• [EXERCISE INSTRUCTIONS]:
Reproduce the material in full, exactly as written.

■ ■ ■ ■ ■

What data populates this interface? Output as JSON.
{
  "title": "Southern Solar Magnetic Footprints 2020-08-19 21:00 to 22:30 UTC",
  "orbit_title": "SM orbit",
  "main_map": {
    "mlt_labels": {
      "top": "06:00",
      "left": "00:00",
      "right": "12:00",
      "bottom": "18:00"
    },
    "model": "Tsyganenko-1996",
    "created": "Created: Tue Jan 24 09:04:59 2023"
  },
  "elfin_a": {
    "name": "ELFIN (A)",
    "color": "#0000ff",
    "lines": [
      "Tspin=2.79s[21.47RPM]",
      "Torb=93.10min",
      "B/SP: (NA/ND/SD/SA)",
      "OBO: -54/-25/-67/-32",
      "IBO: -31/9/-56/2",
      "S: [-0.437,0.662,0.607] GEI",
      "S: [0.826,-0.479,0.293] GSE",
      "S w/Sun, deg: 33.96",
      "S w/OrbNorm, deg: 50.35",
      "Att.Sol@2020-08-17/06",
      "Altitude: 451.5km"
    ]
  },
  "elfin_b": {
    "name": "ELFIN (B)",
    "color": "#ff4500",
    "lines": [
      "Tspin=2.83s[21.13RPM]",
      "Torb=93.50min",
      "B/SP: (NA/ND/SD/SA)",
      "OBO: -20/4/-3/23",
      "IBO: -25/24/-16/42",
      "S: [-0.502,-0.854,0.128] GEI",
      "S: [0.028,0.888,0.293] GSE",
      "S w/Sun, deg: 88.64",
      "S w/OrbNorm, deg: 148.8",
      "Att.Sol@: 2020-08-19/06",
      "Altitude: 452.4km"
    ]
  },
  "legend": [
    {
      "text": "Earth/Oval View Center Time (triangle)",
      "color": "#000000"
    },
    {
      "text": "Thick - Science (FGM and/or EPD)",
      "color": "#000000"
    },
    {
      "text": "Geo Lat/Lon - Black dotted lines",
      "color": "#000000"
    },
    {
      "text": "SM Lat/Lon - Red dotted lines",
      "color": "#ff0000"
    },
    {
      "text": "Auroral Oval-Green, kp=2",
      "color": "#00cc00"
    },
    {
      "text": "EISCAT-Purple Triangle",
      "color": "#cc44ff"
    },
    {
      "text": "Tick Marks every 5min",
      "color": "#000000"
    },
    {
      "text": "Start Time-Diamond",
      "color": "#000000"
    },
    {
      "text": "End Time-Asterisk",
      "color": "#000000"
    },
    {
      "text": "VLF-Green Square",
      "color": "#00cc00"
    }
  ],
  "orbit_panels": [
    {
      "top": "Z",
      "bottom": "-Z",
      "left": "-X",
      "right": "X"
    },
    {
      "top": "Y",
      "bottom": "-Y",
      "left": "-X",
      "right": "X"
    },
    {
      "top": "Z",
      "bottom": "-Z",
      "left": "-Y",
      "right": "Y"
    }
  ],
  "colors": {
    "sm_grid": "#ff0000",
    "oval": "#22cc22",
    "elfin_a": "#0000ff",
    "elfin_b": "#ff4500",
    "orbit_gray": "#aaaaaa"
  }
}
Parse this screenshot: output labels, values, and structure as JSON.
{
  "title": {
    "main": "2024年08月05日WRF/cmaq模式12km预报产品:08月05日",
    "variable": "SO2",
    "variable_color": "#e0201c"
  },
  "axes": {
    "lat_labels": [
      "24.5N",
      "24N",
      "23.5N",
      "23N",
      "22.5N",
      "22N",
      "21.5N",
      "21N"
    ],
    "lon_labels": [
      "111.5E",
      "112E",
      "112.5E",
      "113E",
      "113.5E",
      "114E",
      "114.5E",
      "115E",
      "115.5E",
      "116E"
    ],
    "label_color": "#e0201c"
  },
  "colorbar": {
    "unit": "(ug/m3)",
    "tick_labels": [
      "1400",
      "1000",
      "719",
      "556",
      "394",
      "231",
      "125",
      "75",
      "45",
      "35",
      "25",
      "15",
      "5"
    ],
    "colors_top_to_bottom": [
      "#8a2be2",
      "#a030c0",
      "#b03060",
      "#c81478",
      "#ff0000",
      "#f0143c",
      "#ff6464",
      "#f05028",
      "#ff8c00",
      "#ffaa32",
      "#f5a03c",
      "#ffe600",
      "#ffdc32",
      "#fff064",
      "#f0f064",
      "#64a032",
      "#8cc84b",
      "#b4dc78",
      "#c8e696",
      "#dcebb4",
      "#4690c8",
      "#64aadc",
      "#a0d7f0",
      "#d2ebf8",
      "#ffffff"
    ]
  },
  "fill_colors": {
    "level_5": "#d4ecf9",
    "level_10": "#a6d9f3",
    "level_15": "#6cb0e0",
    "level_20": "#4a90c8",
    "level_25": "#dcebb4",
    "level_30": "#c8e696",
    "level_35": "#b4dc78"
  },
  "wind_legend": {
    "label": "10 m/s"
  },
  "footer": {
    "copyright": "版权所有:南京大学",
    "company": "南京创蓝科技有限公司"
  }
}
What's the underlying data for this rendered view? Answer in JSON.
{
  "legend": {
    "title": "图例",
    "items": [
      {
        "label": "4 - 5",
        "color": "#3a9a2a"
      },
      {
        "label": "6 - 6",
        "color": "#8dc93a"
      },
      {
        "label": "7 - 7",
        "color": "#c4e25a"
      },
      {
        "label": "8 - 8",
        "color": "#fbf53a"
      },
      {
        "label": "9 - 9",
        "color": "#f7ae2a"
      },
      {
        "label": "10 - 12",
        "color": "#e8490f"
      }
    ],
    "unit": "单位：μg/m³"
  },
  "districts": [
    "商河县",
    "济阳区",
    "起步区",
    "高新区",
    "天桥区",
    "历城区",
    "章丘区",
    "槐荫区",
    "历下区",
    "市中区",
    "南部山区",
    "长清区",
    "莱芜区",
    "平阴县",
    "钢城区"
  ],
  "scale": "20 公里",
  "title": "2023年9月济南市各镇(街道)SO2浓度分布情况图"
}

■ ■ ■ ■ ■

• [RESPONSE TO THIS EXERCISE]:
What data populates this interface? Output as JSON.
{
  "title": "Southern Solar Magnetic Footprints 2020-08-19 21:00 to 22:30 UTC",
  "orbit_title": "SM orbit",
  "main_map": {
    "mlt_labels": {
      "top": "06:00",
      "left": "00:00",
      "right": "12:00",
      "bottom": "18:00"
    },
    "model": "Tsyganenko-1996",
    "created": "Created: Tue Jan 24 09:04:59 2023"
  },
  "elfin_a": {
    "name": "ELFIN (A)",
    "color": "#0000ff",
    "lines": [
      "Tspin=2.79s[21.47RPM]",
      "Torb=93.10min",
      "B/SP: (NA/ND/SD/SA)",
      "OBO: -54/-25/-67/-32",
      "IBO: -31/9/-56/2",
      "S: [-0.437,0.662,0.607] GEI",
      "S: [0.826,-0.479,0.293] GSE",
      "S w/Sun, deg: 33.96",
      "S w/OrbNorm, deg: 50.35",
      "Att.Sol@2020-08-17/06",
      "Altitude: 451.5km"
    ]
  },
  "elfin_b": {
    "name": "ELFIN (B)",
    "color": "#ff4500",
    "lines": [
      "Tspin=2.83s[21.13RPM]",
      "Torb=93.50min",
      "B/SP: (NA/ND/SD/SA)",
      "OBO: -20/4/-3/23",
      "IBO: -25/24/-16/42",
      "S: [-0.502,-0.854,0.128] GEI",
      "S: [0.028,0.888,0.293] GSE",
      "S w/Sun, deg: 88.64",
      "S w/OrbNorm, deg: 148.8",
      "Att.Sol@: 2020-08-19/06",
      "Altitude: 452.4km"
    ]
  },
  "legend": [
    {
      "text": "Earth/Oval View Center Time (triangle)",
      "color": "#000000"
    },
    {
      "text": "Thick - Science (FGM and/or EPD)",
      "color": "#000000"
    },
    {
      "text": "Geo Lat/Lon - Black dotted lines",
      "color": "#000000"
    },
    {
      "text": "SM Lat/Lon - Red dotted lines",
      "color": "#ff0000"
    },
    {
      "text": "Auroral Oval-Green, kp=2",
      "color": "#00cc00"
    },
    {
      "text": "EISCAT-Purple Triangle",
      "color": "#cc44ff"
    },
    {
      "text": "Tick Marks every 5min",
      "color": "#000000"
    },
    {
      "text": "Start Time-Diamond",
      "color": "#000000"
    },
    {
      "text": "End Time-Asterisk",
      "color": "#000000"
    },
    {
      "text": "VLF-Green Square",
      "color": "#00cc00"
    }
  ],
  "orbit_panels": [
    {
      "top": "Z",
      "bottom": "-Z",
      "left": "-X",
      "right": "X"
    },
    {
      "top": "Y",
      "bottom": "-Y",
      "left": "-X",
      "right": "X"
    },
    {
      "top": "Z",
      "bottom": "-Z",
      "left": "-Y",
      "right": "Y"
    }
  ],
  "colors": {
    "sm_grid": "#ff0000",
    "oval": "#22cc22",
    "elfin_a": "#0000ff",
    "elfin_b": "#ff4500",
    "orbit_gray": "#aaaaaa"
  }
}
Parse this screenshot: output labels, values, and structure as JSON.
{
  "title": {
    "main": "2024年08月05日WRF/cmaq模式12km预报产品:08月05日",
    "variable": "SO2",
    "variable_color": "#e0201c"
  },
  "axes": {
    "lat_labels": [
      "24.5N",
      "24N",
      "23.5N",
      "23N",
      "22.5N",
      "22N",
      "21.5N",
      "21N"
    ],
    "lon_labels": [
      "111.5E",
      "112E",
      "112.5E",
      "113E",
      "113.5E",
      "114E",
      "114.5E",
      "115E",
      "115.5E",
      "116E"
    ],
    "label_color": "#e0201c"
  },
  "colorbar": {
    "unit": "(ug/m3)",
    "tick_labels": [
      "1400",
      "1000",
      "719",
      "556",
      "394",
      "231",
      "125",
      "75",
      "45",
      "35",
      "25",
      "15",
      "5"
    ],
    "colors_top_to_bottom": [
      "#8a2be2",
      "#a030c0",
      "#b03060",
      "#c81478",
      "#ff0000",
      "#f0143c",
      "#ff6464",
      "#f05028",
      "#ff8c00",
      "#ffaa32",
      "#f5a03c",
      "#ffe600",
      "#ffdc32",
      "#fff064",
      "#f0f064",
      "#64a032",
      "#8cc84b",
      "#b4dc78",
      "#c8e696",
      "#dcebb4",
      "#4690c8",
      "#64aadc",
      "#a0d7f0",
      "#d2ebf8",
      "#ffffff"
    ]
  },
  "fill_colors": {
    "level_5": "#d4ecf9",
    "level_10": "#a6d9f3",
    "level_15": "#6cb0e0",
    "level_20": "#4a90c8",
    "level_25": "#dcebb4",
    "level_30": "#c8e696",
    "level_35": "#b4dc78"
  },
  "wind_legend": {
    "label": "10 m/s"
  },
  "footer": {
    "copyright": "版权所有:南京大学",
    "company": "南京创蓝科技有限公司"
  }
}
What's the underlying data for this rendered view? Answer in JSON.
{
  "legend": {
    "title": "图例",
    "items": [
      {
        "label": "4 - 5",
        "color": "#3a9a2a"
      },
      {
        "label": "6 - 6",
        "color": "#8dc93a"
      },
      {
        "label": "7 - 7",
        "color": "#c4e25a"
      },
      {
        "label": "8 - 8",
        "color": "#fbf53a"
      },
      {
        "label": "9 - 9",
        "color": "#f7ae2a"
      },
      {
        "label": "10 - 12",
        "color": "#e8490f"
      }
    ],
    "unit": "单位：μg/m³"
  },
  "districts": [
    "商河县",
    "济阳区",
    "起步区",
    "高新区",
    "天桥区",
    "历城区",
    "章丘区",
    "槐荫区",
    "历下区",
    "市中区",
    "南部山区",
    "长清区",
    "莱芜区",
    "平阴县",
    "钢城区"
  ],
  "scale": "20 公里",
  "title": "2023年9月济南市各镇(街道)SO2浓度分布情况图"
}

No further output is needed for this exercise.